What the exercise asks.
An exact reproduction of the records is required, with all images left out.

Data records.
## START
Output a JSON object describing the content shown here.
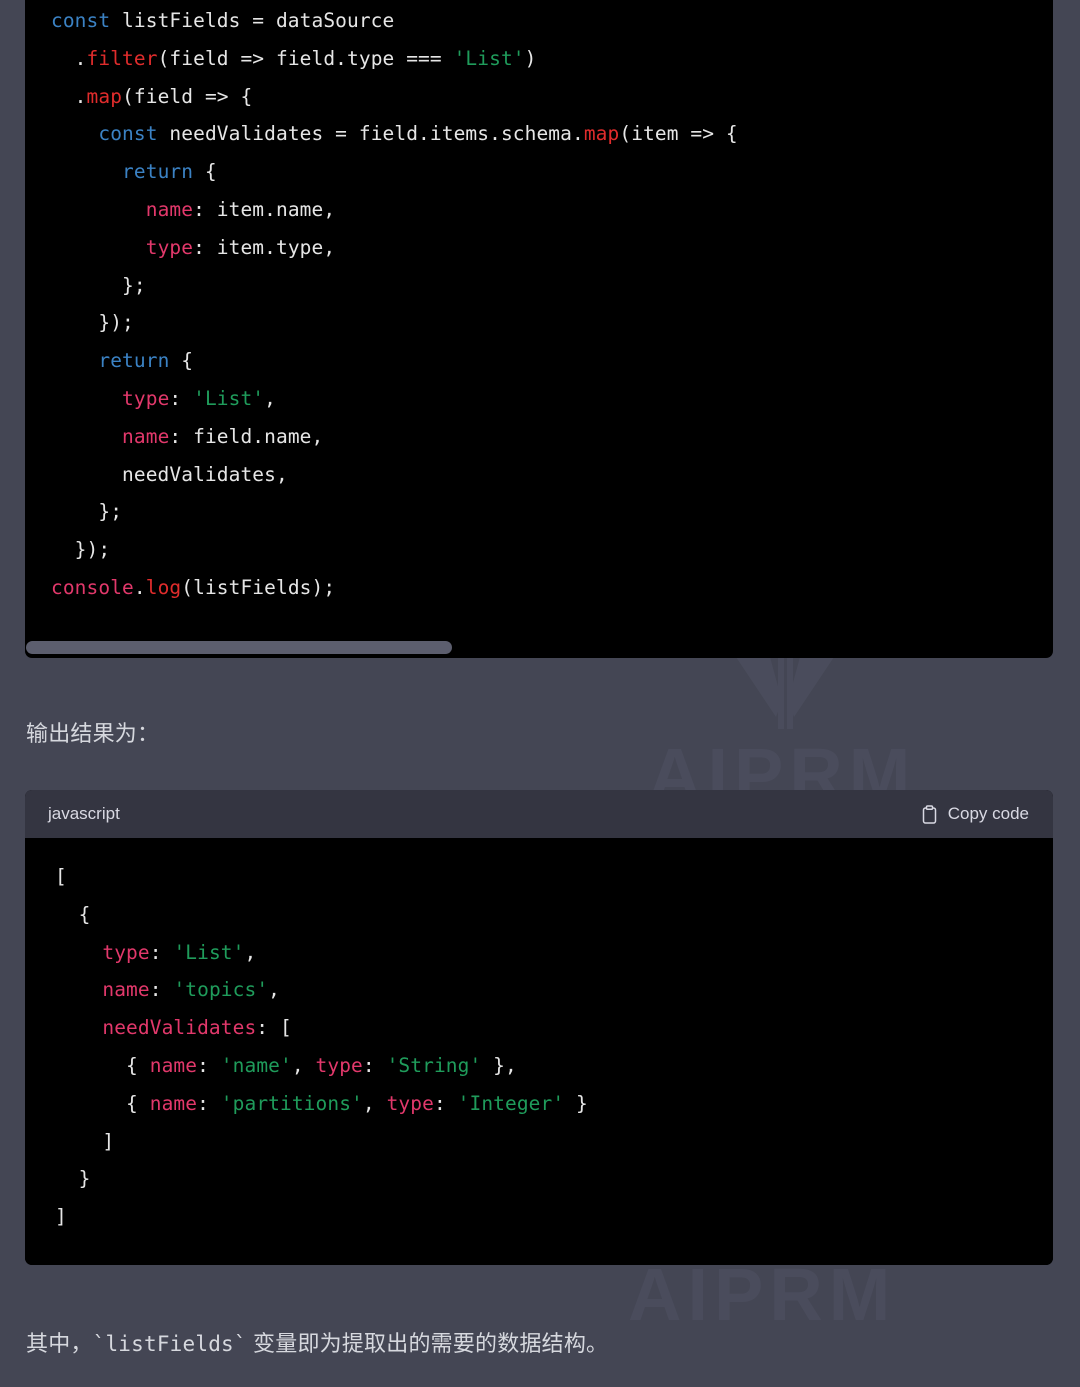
{
  "colors": {
    "page_background": "#444654",
    "code_background": "#000000",
    "code_header_background": "#343541",
    "keyword": "#3b82c4",
    "function": "#e02c2c",
    "property": "#e2386b",
    "string": "#1f9c5b",
    "plain_text": "#e6e6e6",
    "body_text": "#d6d8de",
    "scrollbar_thumb": "#5c5e6e",
    "watermark": "#4a4c5c"
  },
  "watermark": {
    "text_top": "AIPRM",
    "text_bottom": "AIPRM",
    "logo_name": "aiprm-logo"
  },
  "top_code_block": {
    "lines": [
      [
        {
          "t": "const",
          "c": "k"
        },
        {
          "t": " listFields = dataSource",
          "c": "pl"
        }
      ],
      [
        {
          "t": "  .",
          "c": "pl"
        },
        {
          "t": "filter",
          "c": "fn"
        },
        {
          "t": "(field => field.type === ",
          "c": "pl"
        },
        {
          "t": "'List'",
          "c": "str"
        },
        {
          "t": ")",
          "c": "pl"
        }
      ],
      [
        {
          "t": "  .",
          "c": "pl"
        },
        {
          "t": "map",
          "c": "fn"
        },
        {
          "t": "(field => {",
          "c": "pl"
        }
      ],
      [
        {
          "t": "    ",
          "c": "pl"
        },
        {
          "t": "const",
          "c": "k"
        },
        {
          "t": " needValidates = field.items.schema.",
          "c": "pl"
        },
        {
          "t": "map",
          "c": "fn"
        },
        {
          "t": "(item => {",
          "c": "pl"
        }
      ],
      [
        {
          "t": "      ",
          "c": "pl"
        },
        {
          "t": "return",
          "c": "k"
        },
        {
          "t": " {",
          "c": "pl"
        }
      ],
      [
        {
          "t": "        ",
          "c": "pl"
        },
        {
          "t": "name",
          "c": "pk"
        },
        {
          "t": ": item.name,",
          "c": "pl"
        }
      ],
      [
        {
          "t": "        ",
          "c": "pl"
        },
        {
          "t": "type",
          "c": "pk"
        },
        {
          "t": ": item.type,",
          "c": "pl"
        }
      ],
      [
        {
          "t": "      };",
          "c": "pl"
        }
      ],
      [
        {
          "t": "    });",
          "c": "pl"
        }
      ],
      [
        {
          "t": "    ",
          "c": "pl"
        },
        {
          "t": "return",
          "c": "k"
        },
        {
          "t": " {",
          "c": "pl"
        }
      ],
      [
        {
          "t": "      ",
          "c": "pl"
        },
        {
          "t": "type",
          "c": "pk"
        },
        {
          "t": ": ",
          "c": "pl"
        },
        {
          "t": "'List'",
          "c": "str"
        },
        {
          "t": ",",
          "c": "pl"
        }
      ],
      [
        {
          "t": "      ",
          "c": "pl"
        },
        {
          "t": "name",
          "c": "pk"
        },
        {
          "t": ": field.name,",
          "c": "pl"
        }
      ],
      [
        {
          "t": "      needValidates,",
          "c": "pl"
        }
      ],
      [
        {
          "t": "    };",
          "c": "pl"
        }
      ],
      [
        {
          "t": "  });",
          "c": "pl"
        }
      ],
      [
        {
          "t": "console",
          "c": "cs"
        },
        {
          "t": ".",
          "c": "pl"
        },
        {
          "t": "log",
          "c": "fn"
        },
        {
          "t": "(listFields);",
          "c": "pl"
        }
      ]
    ]
  },
  "paragraph_1": "输出结果为：",
  "output_code_block": {
    "language": "javascript",
    "copy_label": "Copy code",
    "copy_icon": "clipboard-icon",
    "lines": [
      [
        {
          "t": "[",
          "c": "pl"
        }
      ],
      [
        {
          "t": "  {",
          "c": "pl"
        }
      ],
      [
        {
          "t": "    ",
          "c": "pl"
        },
        {
          "t": "type",
          "c": "pk"
        },
        {
          "t": ": ",
          "c": "pl"
        },
        {
          "t": "'List'",
          "c": "str"
        },
        {
          "t": ",",
          "c": "pl"
        }
      ],
      [
        {
          "t": "    ",
          "c": "pl"
        },
        {
          "t": "name",
          "c": "pk"
        },
        {
          "t": ": ",
          "c": "pl"
        },
        {
          "t": "'topics'",
          "c": "str"
        },
        {
          "t": ",",
          "c": "pl"
        }
      ],
      [
        {
          "t": "    ",
          "c": "pl"
        },
        {
          "t": "needValidates",
          "c": "pk"
        },
        {
          "t": ": [",
          "c": "pl"
        }
      ],
      [
        {
          "t": "      { ",
          "c": "pl"
        },
        {
          "t": "name",
          "c": "pk"
        },
        {
          "t": ": ",
          "c": "pl"
        },
        {
          "t": "'name'",
          "c": "str"
        },
        {
          "t": ", ",
          "c": "pl"
        },
        {
          "t": "type",
          "c": "pk"
        },
        {
          "t": ": ",
          "c": "pl"
        },
        {
          "t": "'String'",
          "c": "str"
        },
        {
          "t": " },",
          "c": "pl"
        }
      ],
      [
        {
          "t": "      { ",
          "c": "pl"
        },
        {
          "t": "name",
          "c": "pk"
        },
        {
          "t": ": ",
          "c": "pl"
        },
        {
          "t": "'partitions'",
          "c": "str"
        },
        {
          "t": ", ",
          "c": "pl"
        },
        {
          "t": "type",
          "c": "pk"
        },
        {
          "t": ": ",
          "c": "pl"
        },
        {
          "t": "'Integer'",
          "c": "str"
        },
        {
          "t": " }",
          "c": "pl"
        }
      ],
      [
        {
          "t": "    ]",
          "c": "pl"
        }
      ],
      [
        {
          "t": "  }",
          "c": "pl"
        }
      ],
      [
        {
          "t": "]",
          "c": "pl"
        }
      ]
    ]
  },
  "paragraph_2": {
    "prefix": "其中，",
    "code": "`listFields`",
    "suffix": " 变量即为提取出的需要的数据结构。"
  }
}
## END
Reply to the task.
Output a JSON object describing the content shown here.
{
  "colors": {
    "page_background": "#444654",
    "code_background": "#000000",
    "code_header_background": "#343541",
    "keyword": "#3b82c4",
    "function": "#e02c2c",
    "property": "#e2386b",
    "string": "#1f9c5b",
    "plain_text": "#e6e6e6",
    "body_text": "#d6d8de",
    "scrollbar_thumb": "#5c5e6e",
    "watermark": "#4a4c5c"
  },
  "watermark": {
    "text_top": "AIPRM",
    "text_bottom": "AIPRM",
    "logo_name": "aiprm-logo"
  },
  "top_code_block": {
    "lines": [
      [
        {
          "t": "const",
          "c": "k"
        },
        {
          "t": " listFields = dataSource",
          "c": "pl"
        }
      ],
      [
        {
          "t": "  .",
          "c": "pl"
        },
        {
          "t": "filter",
          "c": "fn"
        },
        {
          "t": "(field => field.type === ",
          "c": "pl"
        },
        {
          "t": "'List'",
          "c": "str"
        },
        {
          "t": ")",
          "c": "pl"
        }
      ],
      [
        {
          "t": "  .",
          "c": "pl"
        },
        {
          "t": "map",
          "c": "fn"
        },
        {
          "t": "(field => {",
          "c": "pl"
        }
      ],
      [
        {
          "t": "    ",
          "c": "pl"
        },
        {
          "t": "const",
          "c": "k"
        },
        {
          "t": " needValidates = field.items.schema.",
          "c": "pl"
        },
        {
          "t": "map",
          "c": "fn"
        },
        {
          "t": "(item => {",
          "c": "pl"
        }
      ],
      [
        {
          "t": "      ",
          "c": "pl"
        },
        {
          "t": "return",
          "c": "k"
        },
        {
          "t": " {",
          "c": "pl"
        }
      ],
      [
        {
          "t": "        ",
          "c": "pl"
        },
        {
          "t": "name",
          "c": "pk"
        },
        {
          "t": ": item.name,",
          "c": "pl"
        }
      ],
      [
        {
          "t": "        ",
          "c": "pl"
        },
        {
          "t": "type",
          "c": "pk"
        },
        {
          "t": ": item.type,",
          "c": "pl"
        }
      ],
      [
        {
          "t": "      };",
          "c": "pl"
        }
      ],
      [
        {
          "t": "    });",
          "c": "pl"
        }
      ],
      [
        {
          "t": "    ",
          "c": "pl"
        },
        {
          "t": "return",
          "c": "k"
        },
        {
          "t": " {",
          "c": "pl"
        }
      ],
      [
        {
          "t": "      ",
          "c": "pl"
        },
        {
          "t": "type",
          "c": "pk"
        },
        {
          "t": ": ",
          "c": "pl"
        },
        {
          "t": "'List'",
          "c": "str"
        },
        {
          "t": ",",
          "c": "pl"
        }
      ],
      [
        {
          "t": "      ",
          "c": "pl"
        },
        {
          "t": "name",
          "c": "pk"
        },
        {
          "t": ": field.name,",
          "c": "pl"
        }
      ],
      [
        {
          "t": "      needValidates,",
          "c": "pl"
        }
      ],
      [
        {
          "t": "    };",
          "c": "pl"
        }
      ],
      [
        {
          "t": "  });",
          "c": "pl"
        }
      ],
      [
        {
          "t": "console",
          "c": "cs"
        },
        {
          "t": ".",
          "c": "pl"
        },
        {
          "t": "log",
          "c": "fn"
        },
        {
          "t": "(listFields);",
          "c": "pl"
        }
      ]
    ]
  },
  "paragraph_1": "输出结果为：",
  "output_code_block": {
    "language": "javascript",
    "copy_label": "Copy code",
    "copy_icon": "clipboard-icon",
    "lines": [
      [
        {
          "t": "[",
          "c": "pl"
        }
      ],
      [
        {
          "t": "  {",
          "c": "pl"
        }
      ],
      [
        {
          "t": "    ",
          "c": "pl"
        },
        {
          "t": "type",
          "c": "pk"
        },
        {
          "t": ": ",
          "c": "pl"
        },
        {
          "t": "'List'",
          "c": "str"
        },
        {
          "t": ",",
          "c": "pl"
        }
      ],
      [
        {
          "t": "    ",
          "c": "pl"
        },
        {
          "t": "name",
          "c": "pk"
        },
        {
          "t": ": ",
          "c": "pl"
        },
        {
          "t": "'topics'",
          "c": "str"
        },
        {
          "t": ",",
          "c": "pl"
        }
      ],
      [
        {
          "t": "    ",
          "c": "pl"
        },
        {
          "t": "needValidates",
          "c": "pk"
        },
        {
          "t": ": [",
          "c": "pl"
        }
      ],
      [
        {
          "t": "      { ",
          "c": "pl"
        },
        {
          "t": "name",
          "c": "pk"
        },
        {
          "t": ": ",
          "c": "pl"
        },
        {
          "t": "'name'",
          "c": "str"
        },
        {
          "t": ", ",
          "c": "pl"
        },
        {
          "t": "type",
          "c": "pk"
        },
        {
          "t": ": ",
          "c": "pl"
        },
        {
          "t": "'String'",
          "c": "str"
        },
        {
          "t": " },",
          "c": "pl"
        }
      ],
      [
        {
          "t": "      { ",
          "c": "pl"
        },
        {
          "t": "name",
          "c": "pk"
        },
        {
          "t": ": ",
          "c": "pl"
        },
        {
          "t": "'partitions'",
          "c": "str"
        },
        {
          "t": ", ",
          "c": "pl"
        },
        {
          "t": "type",
          "c": "pk"
        },
        {
          "t": ": ",
          "c": "pl"
        },
        {
          "t": "'Integer'",
          "c": "str"
        },
        {
          "t": " }",
          "c": "pl"
        }
      ],
      [
        {
          "t": "    ]",
          "c": "pl"
        }
      ],
      [
        {
          "t": "  }",
          "c": "pl"
        }
      ],
      [
        {
          "t": "]",
          "c": "pl"
        }
      ]
    ]
  },
  "paragraph_2": {
    "prefix": "其中，",
    "code": "`listFields`",
    "suffix": " 变量即为提取出的需要的数据结构。"
  }
}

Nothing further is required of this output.